# WORK REQUIRED
No pictures belong in the copy; return exactly the lines from the one with "Extract the structured" through the one with "What data populates", both ends included, and nothing else.
#### MATERIALS PROVIDED
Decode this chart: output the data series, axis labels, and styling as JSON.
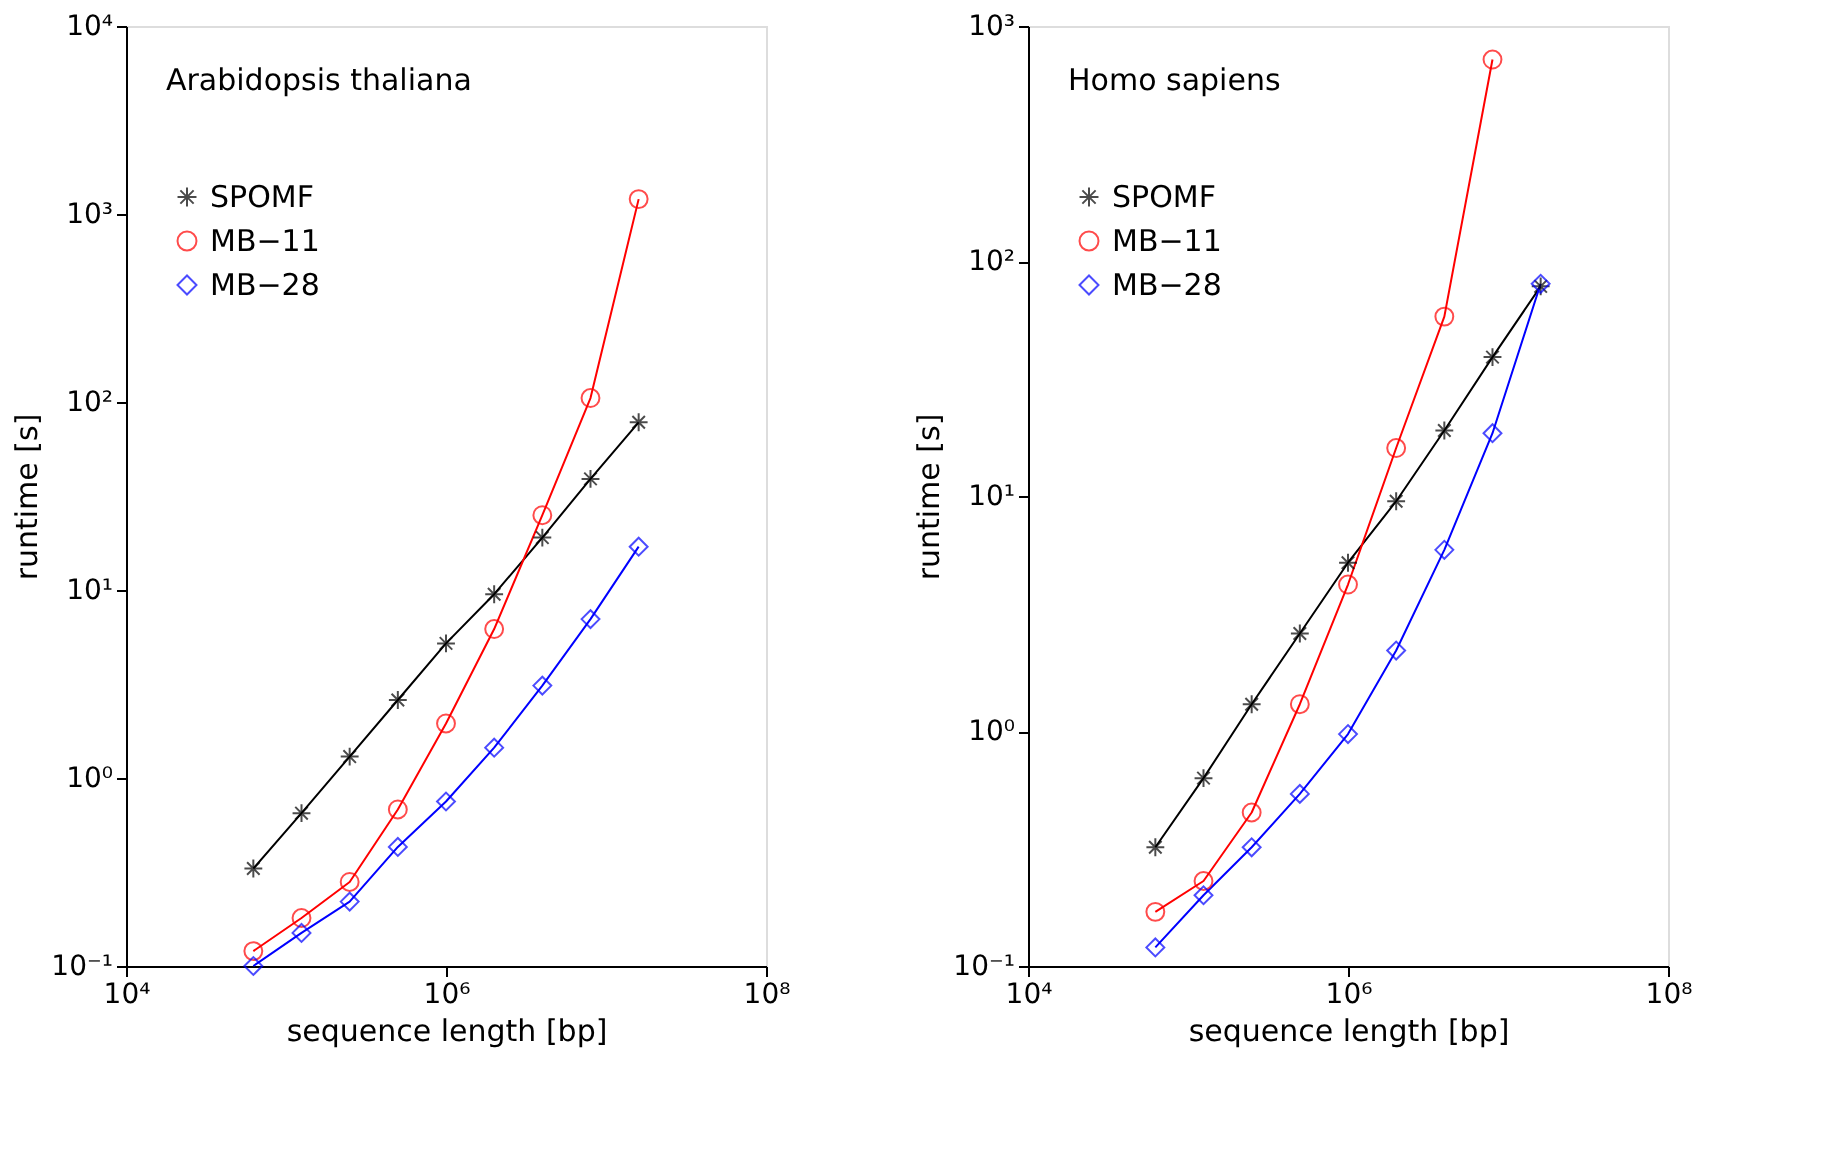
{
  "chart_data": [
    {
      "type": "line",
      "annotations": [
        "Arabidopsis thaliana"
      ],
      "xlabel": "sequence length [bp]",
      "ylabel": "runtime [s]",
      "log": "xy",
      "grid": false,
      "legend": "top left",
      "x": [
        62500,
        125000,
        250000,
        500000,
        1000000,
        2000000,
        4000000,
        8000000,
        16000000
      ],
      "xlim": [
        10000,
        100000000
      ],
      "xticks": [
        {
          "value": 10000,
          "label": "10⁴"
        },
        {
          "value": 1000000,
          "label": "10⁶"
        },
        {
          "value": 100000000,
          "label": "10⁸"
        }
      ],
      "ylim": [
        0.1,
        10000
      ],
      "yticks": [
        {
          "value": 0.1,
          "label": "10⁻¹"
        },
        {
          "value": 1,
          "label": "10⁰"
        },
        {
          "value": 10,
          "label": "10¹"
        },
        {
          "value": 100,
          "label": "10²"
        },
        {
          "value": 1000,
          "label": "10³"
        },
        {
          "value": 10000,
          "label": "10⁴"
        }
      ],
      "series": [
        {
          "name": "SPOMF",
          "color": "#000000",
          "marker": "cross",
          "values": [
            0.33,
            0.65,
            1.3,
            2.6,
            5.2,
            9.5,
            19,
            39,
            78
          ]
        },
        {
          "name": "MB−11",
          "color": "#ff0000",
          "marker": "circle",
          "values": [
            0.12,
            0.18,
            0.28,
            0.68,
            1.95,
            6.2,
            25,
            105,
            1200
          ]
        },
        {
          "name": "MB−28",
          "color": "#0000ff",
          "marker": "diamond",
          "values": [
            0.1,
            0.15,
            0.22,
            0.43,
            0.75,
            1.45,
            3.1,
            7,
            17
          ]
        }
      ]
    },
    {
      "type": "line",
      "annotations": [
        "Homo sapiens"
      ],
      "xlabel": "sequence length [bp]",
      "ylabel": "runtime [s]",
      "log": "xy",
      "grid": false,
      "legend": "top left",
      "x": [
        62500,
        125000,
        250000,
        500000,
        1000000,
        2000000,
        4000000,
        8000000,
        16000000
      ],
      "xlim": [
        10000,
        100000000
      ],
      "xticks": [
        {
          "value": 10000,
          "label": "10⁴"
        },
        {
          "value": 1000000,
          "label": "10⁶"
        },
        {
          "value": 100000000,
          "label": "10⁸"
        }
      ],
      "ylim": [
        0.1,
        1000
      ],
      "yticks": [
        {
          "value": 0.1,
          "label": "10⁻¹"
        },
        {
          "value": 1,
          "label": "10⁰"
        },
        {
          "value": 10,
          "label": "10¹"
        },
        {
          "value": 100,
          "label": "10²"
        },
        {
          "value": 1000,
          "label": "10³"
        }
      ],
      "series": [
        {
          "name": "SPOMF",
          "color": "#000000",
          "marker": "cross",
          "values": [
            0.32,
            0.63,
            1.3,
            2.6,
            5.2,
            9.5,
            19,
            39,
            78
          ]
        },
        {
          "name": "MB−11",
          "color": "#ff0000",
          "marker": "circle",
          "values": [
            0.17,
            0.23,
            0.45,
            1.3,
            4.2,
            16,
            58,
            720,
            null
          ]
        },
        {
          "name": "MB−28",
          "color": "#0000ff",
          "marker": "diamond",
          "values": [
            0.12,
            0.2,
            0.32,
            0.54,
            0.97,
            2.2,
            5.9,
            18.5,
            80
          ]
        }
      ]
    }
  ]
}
########
#### MATERIALS PROVIDED
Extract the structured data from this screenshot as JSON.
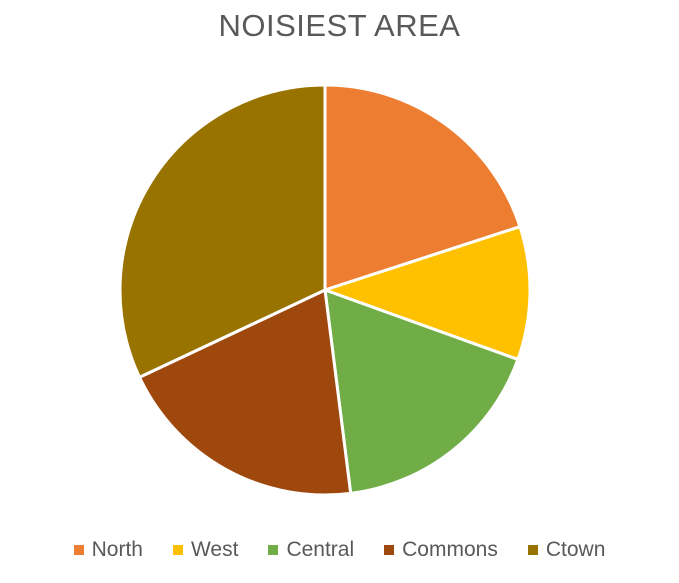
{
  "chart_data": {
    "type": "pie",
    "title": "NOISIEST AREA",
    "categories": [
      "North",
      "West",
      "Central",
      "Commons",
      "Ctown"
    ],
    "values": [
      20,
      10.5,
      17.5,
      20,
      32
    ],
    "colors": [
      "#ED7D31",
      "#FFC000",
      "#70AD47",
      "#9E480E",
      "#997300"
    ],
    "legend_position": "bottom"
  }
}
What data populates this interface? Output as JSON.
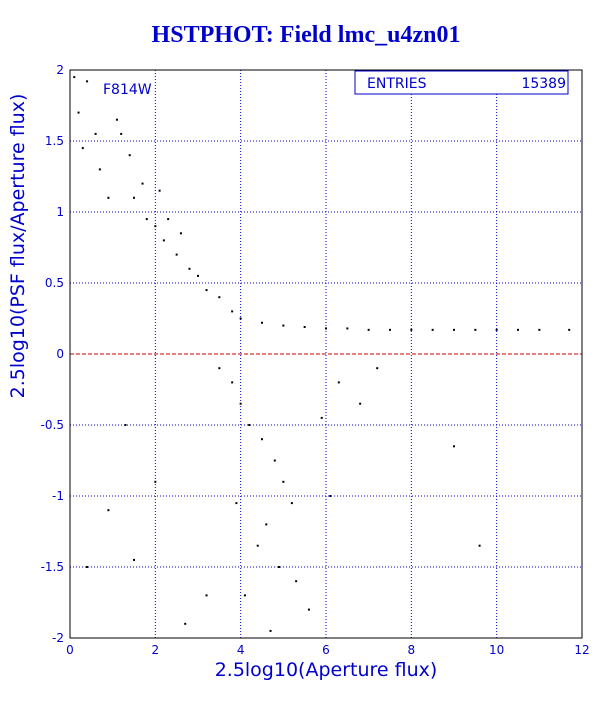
########
# TASK RESULT
Extract the structured data from this screenshot as JSON.
{
  "chart_data": {
    "type": "pie",
    "title": "NOISIEST AREA",
    "categories": [
      "North",
      "West",
      "Central",
      "Commons",
      "Ctown"
    ],
    "values": [
      20,
      10.5,
      17.5,
      20,
      32
    ],
    "colors": [
      "#ED7D31",
      "#FFC000",
      "#70AD47",
      "#9E480E",
      "#997300"
    ],
    "legend_position": "bottom"
  }
}
What data populates this interface? Output as JSON.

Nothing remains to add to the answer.